■ **What to work on**
Verbatim output of all the material below is required.
* start Recorded information *
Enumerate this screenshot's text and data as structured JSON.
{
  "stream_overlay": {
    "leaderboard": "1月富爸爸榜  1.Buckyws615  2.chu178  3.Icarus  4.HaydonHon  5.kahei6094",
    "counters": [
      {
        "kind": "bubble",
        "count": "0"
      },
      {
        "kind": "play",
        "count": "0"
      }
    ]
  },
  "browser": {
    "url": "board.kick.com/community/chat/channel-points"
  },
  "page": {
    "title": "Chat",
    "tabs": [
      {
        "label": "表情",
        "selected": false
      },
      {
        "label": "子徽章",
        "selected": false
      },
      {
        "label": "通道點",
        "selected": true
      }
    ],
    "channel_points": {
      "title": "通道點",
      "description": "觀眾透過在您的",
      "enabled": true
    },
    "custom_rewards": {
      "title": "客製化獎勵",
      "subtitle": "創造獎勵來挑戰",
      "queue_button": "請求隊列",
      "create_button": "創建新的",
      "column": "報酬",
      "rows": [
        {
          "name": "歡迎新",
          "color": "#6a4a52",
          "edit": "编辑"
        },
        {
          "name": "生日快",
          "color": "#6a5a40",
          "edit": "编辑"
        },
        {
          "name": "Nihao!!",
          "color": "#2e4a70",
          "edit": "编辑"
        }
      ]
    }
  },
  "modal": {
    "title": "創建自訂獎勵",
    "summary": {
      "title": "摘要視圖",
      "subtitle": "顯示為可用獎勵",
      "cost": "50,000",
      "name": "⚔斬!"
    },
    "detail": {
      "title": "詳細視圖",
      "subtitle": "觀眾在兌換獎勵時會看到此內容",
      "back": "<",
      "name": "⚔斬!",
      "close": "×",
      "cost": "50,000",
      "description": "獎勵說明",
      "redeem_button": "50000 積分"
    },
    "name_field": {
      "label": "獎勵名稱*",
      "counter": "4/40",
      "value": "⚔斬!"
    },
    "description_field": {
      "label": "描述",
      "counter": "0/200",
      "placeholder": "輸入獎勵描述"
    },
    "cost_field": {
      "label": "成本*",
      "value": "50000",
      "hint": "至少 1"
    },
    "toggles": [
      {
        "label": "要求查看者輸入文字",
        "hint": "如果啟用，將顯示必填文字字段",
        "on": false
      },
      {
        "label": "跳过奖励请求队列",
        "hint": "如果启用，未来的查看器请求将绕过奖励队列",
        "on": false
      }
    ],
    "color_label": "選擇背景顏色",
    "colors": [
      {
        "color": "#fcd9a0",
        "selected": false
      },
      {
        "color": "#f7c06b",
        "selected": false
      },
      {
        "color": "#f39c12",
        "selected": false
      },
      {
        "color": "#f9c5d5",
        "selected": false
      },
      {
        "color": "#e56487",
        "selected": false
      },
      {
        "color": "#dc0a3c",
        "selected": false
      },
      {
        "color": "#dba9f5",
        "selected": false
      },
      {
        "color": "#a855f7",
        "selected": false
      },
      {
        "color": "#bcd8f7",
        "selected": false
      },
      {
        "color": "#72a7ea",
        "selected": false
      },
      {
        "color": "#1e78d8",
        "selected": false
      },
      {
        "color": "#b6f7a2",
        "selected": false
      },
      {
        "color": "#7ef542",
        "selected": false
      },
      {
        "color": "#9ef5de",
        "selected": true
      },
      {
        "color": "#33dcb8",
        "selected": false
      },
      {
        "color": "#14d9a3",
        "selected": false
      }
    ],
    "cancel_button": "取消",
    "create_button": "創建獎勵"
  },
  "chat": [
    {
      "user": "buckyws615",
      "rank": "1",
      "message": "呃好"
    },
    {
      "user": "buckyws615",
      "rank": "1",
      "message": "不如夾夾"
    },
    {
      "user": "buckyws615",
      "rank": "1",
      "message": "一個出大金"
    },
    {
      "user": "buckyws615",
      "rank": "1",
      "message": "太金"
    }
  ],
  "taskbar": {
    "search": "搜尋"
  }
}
* end Recorded information *
■ **Exercise answer**
Enumerate this screenshot's text and data as structured JSON.
{
  "stream_overlay": {
    "leaderboard": "1月富爸爸榜  1.Buckyws615  2.chu178  3.Icarus  4.HaydonHon  5.kahei6094",
    "counters": [
      {
        "kind": "bubble",
        "count": "0"
      },
      {
        "kind": "play",
        "count": "0"
      }
    ]
  },
  "browser": {
    "url": "board.kick.com/community/chat/channel-points"
  },
  "page": {
    "title": "Chat",
    "tabs": [
      {
        "label": "表情",
        "selected": false
      },
      {
        "label": "子徽章",
        "selected": false
      },
      {
        "label": "通道點",
        "selected": true
      }
    ],
    "channel_points": {
      "title": "通道點",
      "description": "觀眾透過在您的",
      "enabled": true
    },
    "custom_rewards": {
      "title": "客製化獎勵",
      "subtitle": "創造獎勵來挑戰",
      "queue_button": "請求隊列",
      "create_button": "創建新的",
      "column": "報酬",
      "rows": [
        {
          "name": "歡迎新",
          "color": "#6a4a52",
          "edit": "编辑"
        },
        {
          "name": "生日快",
          "color": "#6a5a40",
          "edit": "编辑"
        },
        {
          "name": "Nihao!!",
          "color": "#2e4a70",
          "edit": "编辑"
        }
      ]
    }
  },
  "modal": {
    "title": "創建自訂獎勵",
    "summary": {
      "title": "摘要視圖",
      "subtitle": "顯示為可用獎勵",
      "cost": "50,000",
      "name": "⚔斬!"
    },
    "detail": {
      "title": "詳細視圖",
      "subtitle": "觀眾在兌換獎勵時會看到此內容",
      "back": "<",
      "name": "⚔斬!",
      "close": "×",
      "cost": "50,000",
      "description": "獎勵說明",
      "redeem_button": "50000 積分"
    },
    "name_field": {
      "label": "獎勵名稱*",
      "counter": "4/40",
      "value": "⚔斬!"
    },
    "description_field": {
      "label": "描述",
      "counter": "0/200",
      "placeholder": "輸入獎勵描述"
    },
    "cost_field": {
      "label": "成本*",
      "value": "50000",
      "hint": "至少 1"
    },
    "toggles": [
      {
        "label": "要求查看者輸入文字",
        "hint": "如果啟用，將顯示必填文字字段",
        "on": false
      },
      {
        "label": "跳过奖励请求队列",
        "hint": "如果启用，未来的查看器请求将绕过奖励队列",
        "on": false
      }
    ],
    "color_label": "選擇背景顏色",
    "colors": [
      {
        "color": "#fcd9a0",
        "selected": false
      },
      {
        "color": "#f7c06b",
        "selected": false
      },
      {
        "color": "#f39c12",
        "selected": false
      },
      {
        "color": "#f9c5d5",
        "selected": false
      },
      {
        "color": "#e56487",
        "selected": false
      },
      {
        "color": "#dc0a3c",
        "selected": false
      },
      {
        "color": "#dba9f5",
        "selected": false
      },
      {
        "color": "#a855f7",
        "selected": false
      },
      {
        "color": "#bcd8f7",
        "selected": false
      },
      {
        "color": "#72a7ea",
        "selected": false
      },
      {
        "color": "#1e78d8",
        "selected": false
      },
      {
        "color": "#b6f7a2",
        "selected": false
      },
      {
        "color": "#7ef542",
        "selected": false
      },
      {
        "color": "#9ef5de",
        "selected": true
      },
      {
        "color": "#33dcb8",
        "selected": false
      },
      {
        "color": "#14d9a3",
        "selected": false
      }
    ],
    "cancel_button": "取消",
    "create_button": "創建獎勵"
  },
  "chat": [
    {
      "user": "buckyws615",
      "rank": "1",
      "message": "呃好"
    },
    {
      "user": "buckyws615",
      "rank": "1",
      "message": "不如夾夾"
    },
    {
      "user": "buckyws615",
      "rank": "1",
      "message": "一個出大金"
    },
    {
      "user": "buckyws615",
      "rank": "1",
      "message": "太金"
    }
  ],
  "taskbar": {
    "search": "搜尋"
  }
}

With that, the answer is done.